Directive » Keep only the lines where "PESQ" appears.

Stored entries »
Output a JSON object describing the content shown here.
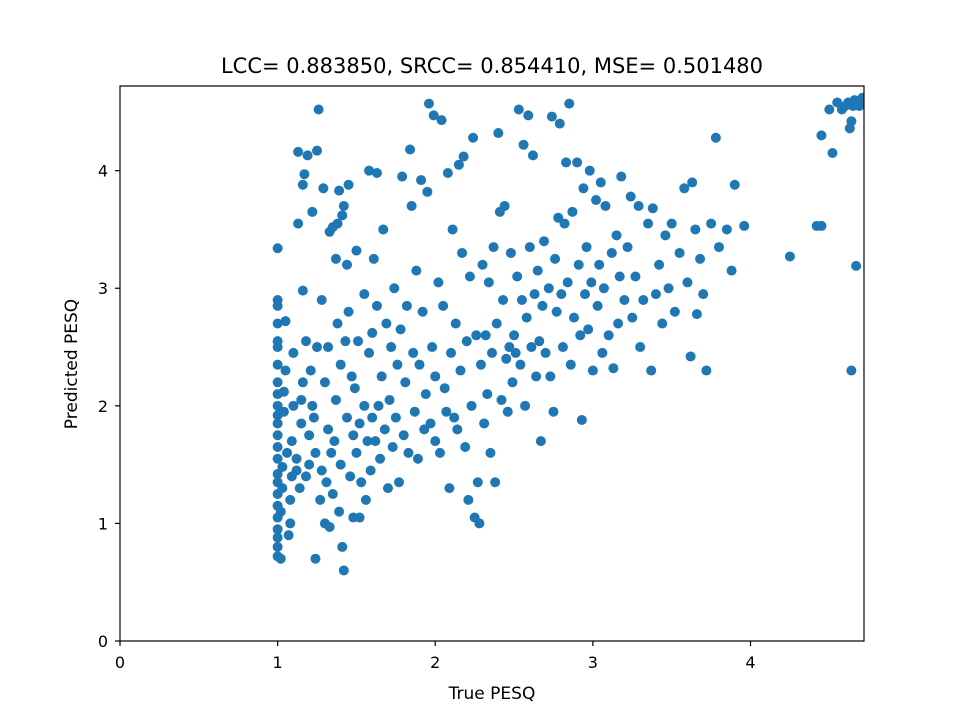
{
  "chart_data": {
    "type": "scatter",
    "title": "LCC= 0.883850, SRCC= 0.854410, MSE= 0.501480",
    "xlabel": "True PESQ",
    "ylabel": "Predicted PESQ",
    "xlim": [
      0,
      4.72
    ],
    "ylim": [
      0,
      4.72
    ],
    "xticks": [
      0,
      1,
      2,
      3,
      4
    ],
    "yticks": [
      0,
      1,
      2,
      3,
      4
    ],
    "grid": false,
    "marker_color": "#1f77b4",
    "series": [
      {
        "points": [
          [
            1.0,
            0.72
          ],
          [
            1.0,
            0.8
          ],
          [
            1.0,
            0.88
          ],
          [
            1.0,
            0.95
          ],
          [
            1.0,
            1.05
          ],
          [
            1.0,
            1.15
          ],
          [
            1.0,
            1.25
          ],
          [
            1.0,
            1.35
          ],
          [
            1.0,
            1.42
          ],
          [
            1.0,
            1.55
          ],
          [
            1.0,
            1.65
          ],
          [
            1.0,
            1.75
          ],
          [
            1.0,
            1.85
          ],
          [
            1.0,
            1.92
          ],
          [
            1.0,
            2.0
          ],
          [
            1.0,
            2.1
          ],
          [
            1.0,
            2.2
          ],
          [
            1.0,
            2.35
          ],
          [
            1.0,
            2.5
          ],
          [
            1.0,
            2.55
          ],
          [
            1.0,
            2.7
          ],
          [
            1.0,
            2.85
          ],
          [
            1.0,
            2.9
          ],
          [
            1.0,
            3.34
          ],
          [
            1.02,
            0.7
          ],
          [
            1.02,
            1.1
          ],
          [
            1.03,
            1.3
          ],
          [
            1.03,
            1.48
          ],
          [
            1.04,
            1.95
          ],
          [
            1.04,
            2.12
          ],
          [
            1.05,
            2.72
          ],
          [
            1.05,
            2.3
          ],
          [
            1.06,
            1.6
          ],
          [
            1.07,
            0.9
          ],
          [
            1.08,
            1.0
          ],
          [
            1.08,
            1.2
          ],
          [
            1.09,
            1.4
          ],
          [
            1.09,
            1.7
          ],
          [
            1.1,
            2.0
          ],
          [
            1.1,
            2.45
          ],
          [
            1.12,
            1.45
          ],
          [
            1.12,
            1.55
          ],
          [
            1.13,
            3.55
          ],
          [
            1.13,
            4.16
          ],
          [
            1.14,
            1.3
          ],
          [
            1.15,
            1.85
          ],
          [
            1.15,
            2.05
          ],
          [
            1.16,
            2.2
          ],
          [
            1.16,
            2.98
          ],
          [
            1.16,
            3.88
          ],
          [
            1.17,
            3.97
          ],
          [
            1.18,
            1.4
          ],
          [
            1.18,
            2.55
          ],
          [
            1.19,
            4.13
          ],
          [
            1.2,
            1.5
          ],
          [
            1.2,
            1.75
          ],
          [
            1.21,
            2.3
          ],
          [
            1.22,
            3.65
          ],
          [
            1.22,
            2.0
          ],
          [
            1.23,
            1.9
          ],
          [
            1.24,
            0.7
          ],
          [
            1.24,
            1.6
          ],
          [
            1.25,
            4.17
          ],
          [
            1.25,
            2.5
          ],
          [
            1.26,
            4.52
          ],
          [
            1.27,
            1.2
          ],
          [
            1.28,
            1.45
          ],
          [
            1.28,
            2.9
          ],
          [
            1.29,
            3.85
          ],
          [
            1.3,
            1.0
          ],
          [
            1.3,
            2.2
          ],
          [
            1.31,
            1.35
          ],
          [
            1.32,
            1.8
          ],
          [
            1.32,
            2.5
          ],
          [
            1.33,
            3.48
          ],
          [
            1.33,
            0.97
          ],
          [
            1.34,
            1.6
          ],
          [
            1.35,
            3.52
          ],
          [
            1.35,
            1.25
          ],
          [
            1.36,
            1.7
          ],
          [
            1.37,
            2.05
          ],
          [
            1.37,
            3.25
          ],
          [
            1.38,
            2.7
          ],
          [
            1.38,
            3.55
          ],
          [
            1.39,
            1.1
          ],
          [
            1.39,
            3.83
          ],
          [
            1.4,
            2.35
          ],
          [
            1.4,
            1.5
          ],
          [
            1.41,
            0.8
          ],
          [
            1.41,
            3.62
          ],
          [
            1.42,
            3.7
          ],
          [
            1.42,
            0.6
          ],
          [
            1.43,
            2.55
          ],
          [
            1.44,
            3.2
          ],
          [
            1.44,
            1.9
          ],
          [
            1.45,
            2.8
          ],
          [
            1.45,
            3.88
          ],
          [
            1.46,
            1.4
          ],
          [
            1.47,
            2.25
          ],
          [
            1.48,
            1.05
          ],
          [
            1.48,
            1.75
          ],
          [
            1.49,
            2.15
          ],
          [
            1.5,
            3.32
          ],
          [
            1.5,
            1.6
          ],
          [
            1.51,
            2.55
          ],
          [
            1.52,
            1.85
          ],
          [
            1.52,
            1.05
          ],
          [
            1.53,
            1.35
          ],
          [
            1.55,
            2.0
          ],
          [
            1.55,
            2.95
          ],
          [
            1.56,
            1.2
          ],
          [
            1.57,
            1.7
          ],
          [
            1.58,
            4.0
          ],
          [
            1.58,
            2.45
          ],
          [
            1.59,
            1.45
          ],
          [
            1.6,
            1.9
          ],
          [
            1.6,
            2.62
          ],
          [
            1.61,
            3.25
          ],
          [
            1.62,
            1.7
          ],
          [
            1.63,
            2.85
          ],
          [
            1.63,
            3.98
          ],
          [
            1.64,
            2.0
          ],
          [
            1.65,
            1.55
          ],
          [
            1.66,
            2.25
          ],
          [
            1.67,
            3.5
          ],
          [
            1.68,
            1.8
          ],
          [
            1.69,
            2.7
          ],
          [
            1.7,
            1.3
          ],
          [
            1.71,
            2.05
          ],
          [
            1.72,
            2.5
          ],
          [
            1.73,
            1.65
          ],
          [
            1.74,
            3.0
          ],
          [
            1.75,
            1.9
          ],
          [
            1.76,
            2.35
          ],
          [
            1.77,
            1.35
          ],
          [
            1.78,
            2.65
          ],
          [
            1.79,
            3.95
          ],
          [
            1.8,
            1.75
          ],
          [
            1.81,
            2.2
          ],
          [
            1.82,
            2.85
          ],
          [
            1.83,
            1.6
          ],
          [
            1.84,
            4.18
          ],
          [
            1.85,
            3.7
          ],
          [
            1.86,
            2.45
          ],
          [
            1.87,
            1.95
          ],
          [
            1.88,
            3.15
          ],
          [
            1.89,
            1.55
          ],
          [
            1.9,
            2.35
          ],
          [
            1.91,
            3.92
          ],
          [
            1.92,
            2.8
          ],
          [
            1.93,
            1.8
          ],
          [
            1.94,
            2.1
          ],
          [
            1.95,
            3.82
          ],
          [
            1.96,
            4.57
          ],
          [
            1.97,
            1.85
          ],
          [
            1.98,
            2.5
          ],
          [
            1.99,
            4.47
          ],
          [
            2.0,
            1.7
          ],
          [
            2.0,
            2.25
          ],
          [
            2.02,
            3.05
          ],
          [
            2.03,
            1.6
          ],
          [
            2.04,
            4.43
          ],
          [
            2.05,
            2.85
          ],
          [
            2.06,
            2.15
          ],
          [
            2.07,
            1.95
          ],
          [
            2.08,
            3.98
          ],
          [
            2.09,
            1.3
          ],
          [
            2.1,
            2.45
          ],
          [
            2.11,
            3.5
          ],
          [
            2.12,
            1.9
          ],
          [
            2.13,
            2.7
          ],
          [
            2.14,
            1.8
          ],
          [
            2.15,
            4.05
          ],
          [
            2.16,
            2.3
          ],
          [
            2.17,
            3.3
          ],
          [
            2.18,
            4.12
          ],
          [
            2.19,
            1.65
          ],
          [
            2.2,
            2.55
          ],
          [
            2.21,
            1.2
          ],
          [
            2.22,
            3.1
          ],
          [
            2.23,
            2.0
          ],
          [
            2.24,
            4.28
          ],
          [
            2.25,
            1.05
          ],
          [
            2.26,
            2.6
          ],
          [
            2.27,
            1.35
          ],
          [
            2.28,
            1.0
          ],
          [
            2.29,
            2.35
          ],
          [
            2.3,
            3.2
          ],
          [
            2.31,
            1.85
          ],
          [
            2.32,
            2.6
          ],
          [
            2.33,
            2.1
          ],
          [
            2.34,
            3.05
          ],
          [
            2.35,
            1.6
          ],
          [
            2.36,
            2.45
          ],
          [
            2.37,
            3.35
          ],
          [
            2.38,
            1.35
          ],
          [
            2.39,
            2.7
          ],
          [
            2.4,
            4.32
          ],
          [
            2.41,
            3.65
          ],
          [
            2.42,
            2.05
          ],
          [
            2.43,
            2.9
          ],
          [
            2.44,
            3.7
          ],
          [
            2.45,
            2.4
          ],
          [
            2.46,
            1.95
          ],
          [
            2.47,
            2.5
          ],
          [
            2.48,
            3.3
          ],
          [
            2.49,
            2.2
          ],
          [
            2.5,
            2.6
          ],
          [
            2.51,
            2.45
          ],
          [
            2.52,
            3.1
          ],
          [
            2.53,
            4.52
          ],
          [
            2.54,
            2.35
          ],
          [
            2.55,
            2.9
          ],
          [
            2.56,
            4.22
          ],
          [
            2.57,
            2.0
          ],
          [
            2.58,
            2.75
          ],
          [
            2.59,
            4.47
          ],
          [
            2.6,
            3.35
          ],
          [
            2.61,
            2.5
          ],
          [
            2.62,
            4.13
          ],
          [
            2.63,
            2.95
          ],
          [
            2.64,
            2.25
          ],
          [
            2.65,
            3.15
          ],
          [
            2.66,
            2.55
          ],
          [
            2.67,
            1.7
          ],
          [
            2.68,
            2.85
          ],
          [
            2.69,
            3.4
          ],
          [
            2.7,
            2.45
          ],
          [
            2.72,
            3.0
          ],
          [
            2.73,
            2.25
          ],
          [
            2.74,
            4.46
          ],
          [
            2.75,
            1.95
          ],
          [
            2.76,
            3.25
          ],
          [
            2.77,
            2.8
          ],
          [
            2.78,
            3.6
          ],
          [
            2.79,
            4.4
          ],
          [
            2.8,
            2.95
          ],
          [
            2.81,
            2.5
          ],
          [
            2.82,
            3.55
          ],
          [
            2.83,
            4.07
          ],
          [
            2.84,
            3.05
          ],
          [
            2.85,
            4.57
          ],
          [
            2.86,
            2.35
          ],
          [
            2.87,
            3.65
          ],
          [
            2.88,
            2.75
          ],
          [
            2.9,
            4.07
          ],
          [
            2.91,
            3.2
          ],
          [
            2.92,
            2.6
          ],
          [
            2.93,
            1.88
          ],
          [
            2.94,
            3.85
          ],
          [
            2.95,
            2.95
          ],
          [
            2.96,
            3.35
          ],
          [
            2.97,
            2.65
          ],
          [
            2.98,
            4.0
          ],
          [
            2.99,
            3.05
          ],
          [
            3.0,
            2.3
          ],
          [
            3.02,
            3.75
          ],
          [
            3.03,
            2.85
          ],
          [
            3.04,
            3.2
          ],
          [
            3.05,
            3.9
          ],
          [
            3.06,
            2.45
          ],
          [
            3.07,
            3.0
          ],
          [
            3.08,
            3.7
          ],
          [
            3.1,
            2.6
          ],
          [
            3.12,
            3.3
          ],
          [
            3.13,
            2.32
          ],
          [
            3.15,
            3.45
          ],
          [
            3.16,
            2.7
          ],
          [
            3.17,
            3.1
          ],
          [
            3.18,
            3.95
          ],
          [
            3.2,
            2.9
          ],
          [
            3.22,
            3.35
          ],
          [
            3.24,
            3.78
          ],
          [
            3.25,
            2.75
          ],
          [
            3.27,
            3.1
          ],
          [
            3.29,
            3.7
          ],
          [
            3.3,
            2.5
          ],
          [
            3.32,
            2.9
          ],
          [
            3.35,
            3.55
          ],
          [
            3.37,
            2.3
          ],
          [
            3.38,
            3.68
          ],
          [
            3.4,
            2.95
          ],
          [
            3.42,
            3.2
          ],
          [
            3.44,
            2.7
          ],
          [
            3.46,
            3.45
          ],
          [
            3.48,
            3.0
          ],
          [
            3.5,
            3.55
          ],
          [
            3.52,
            2.8
          ],
          [
            3.55,
            3.3
          ],
          [
            3.58,
            3.85
          ],
          [
            3.6,
            3.05
          ],
          [
            3.62,
            2.42
          ],
          [
            3.63,
            3.9
          ],
          [
            3.65,
            3.5
          ],
          [
            3.66,
            2.78
          ],
          [
            3.68,
            3.25
          ],
          [
            3.7,
            2.95
          ],
          [
            3.72,
            2.3
          ],
          [
            3.75,
            3.55
          ],
          [
            3.78,
            4.28
          ],
          [
            3.8,
            3.35
          ],
          [
            3.85,
            3.5
          ],
          [
            3.88,
            3.15
          ],
          [
            3.9,
            3.88
          ],
          [
            3.96,
            3.53
          ],
          [
            4.25,
            3.27
          ],
          [
            4.42,
            3.53
          ],
          [
            4.45,
            3.53
          ],
          [
            4.45,
            4.3
          ],
          [
            4.5,
            4.52
          ],
          [
            4.52,
            4.15
          ],
          [
            4.55,
            4.58
          ],
          [
            4.58,
            4.52
          ],
          [
            4.6,
            4.55
          ],
          [
            4.62,
            4.58
          ],
          [
            4.63,
            4.36
          ],
          [
            4.64,
            4.42
          ],
          [
            4.64,
            2.3
          ],
          [
            4.65,
            4.55
          ],
          [
            4.66,
            4.6
          ],
          [
            4.67,
            3.19
          ],
          [
            4.68,
            4.58
          ],
          [
            4.69,
            4.55
          ],
          [
            4.7,
            4.6
          ],
          [
            4.71,
            4.62
          ],
          [
            4.72,
            4.6
          ]
        ]
      }
    ]
  }
}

Result of the task »
    "xlabel": "True PESQ",
    "ylabel": "Predicted PESQ",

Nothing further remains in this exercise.